Short exercise
Where does the string "ateliers" appear? Copy every line of the entries below that holds it.

Extracted data entries:
+ + +

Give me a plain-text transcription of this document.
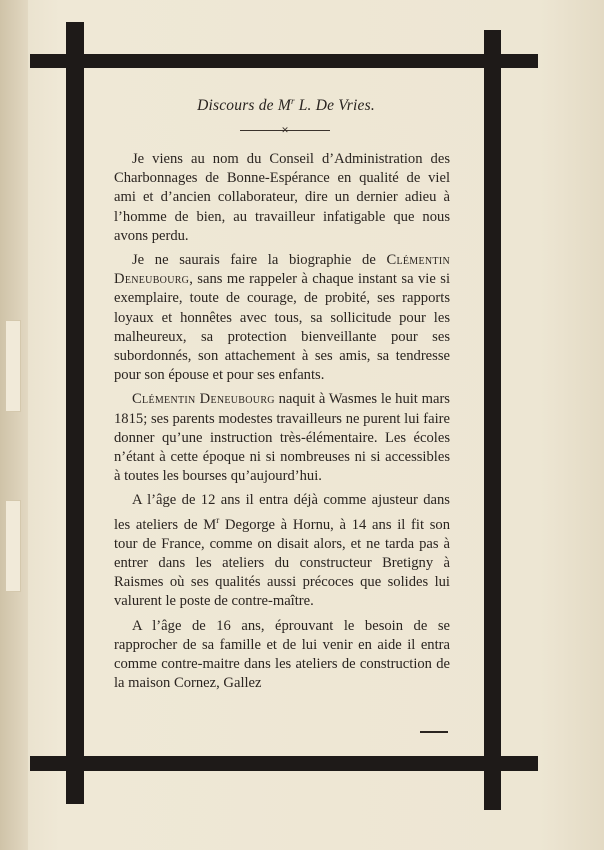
Discours de $M^r$ L. De Vries.
✕

Je viens au nom du Conseil d’Administration des Charbonnages de Bonne-Espérance en qualité de viel ami et d’ancien collaborateur, dire un dernier adieu à l’homme de bien, au travailleur infatigable que nous avons perdu.

Je ne saurais faire la biographie de Clémentin Deneubourg, sans me rappeler à chaque instant sa vie si exemplaire, toute de courage, de probité, ses rapports loyaux et honnêtes avec tous, sa sollicitude pour les malheureux, sa protection bienveillante pour ses subordonnés, son attachement à ses amis, sa tendresse pour son épouse et pour ses enfants.

Clémentin Deneubourg naquit à Wasmes le huit mars 1815; ses parents modestes travailleurs ne purent lui faire donner qu’une instruction très-élémentaire. Les écoles n’étant à cette époque ni si nombreuses ni si accessibles à toutes les bourses qu’aujourd’hui.

A l’âge de 12 ans il entra déjà comme ajusteur dans les ateliers de $M^r$ Degorge à Hornu, à 14 ans il fit son tour de France, comme on disait alors, et ne tarda pas à entrer dans les ateliers du constructeur Bretigny à Raismes où ses qualités aussi précoces que solides lui valurent le poste de contre-maître.

A l’âge de 16 ans, éprouvant le besoin de se rapprocher de sa famille et de lui venir en aide il entra comme contre-maitre dans les ateliers de construction de la maison Cornez, Gallez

+ + +

The answer
A l’âge de 12 ans il entra déjà comme ajusteur dans les ateliers de $M^r$ Degorge à Hornu, à 14 ans il fit son tour de France, comme on disait alors, et ne tarda pas à entrer dans les ateliers du constructeur Bretigny à Raismes où ses qualités aussi précoces que solides lui valurent le poste de contre-maître.
A l’âge de 16 ans, éprouvant le besoin de se rapprocher de sa famille et de lui venir en aide il entra comme contre-maitre dans les ateliers de construction de la maison Cornez, Gallez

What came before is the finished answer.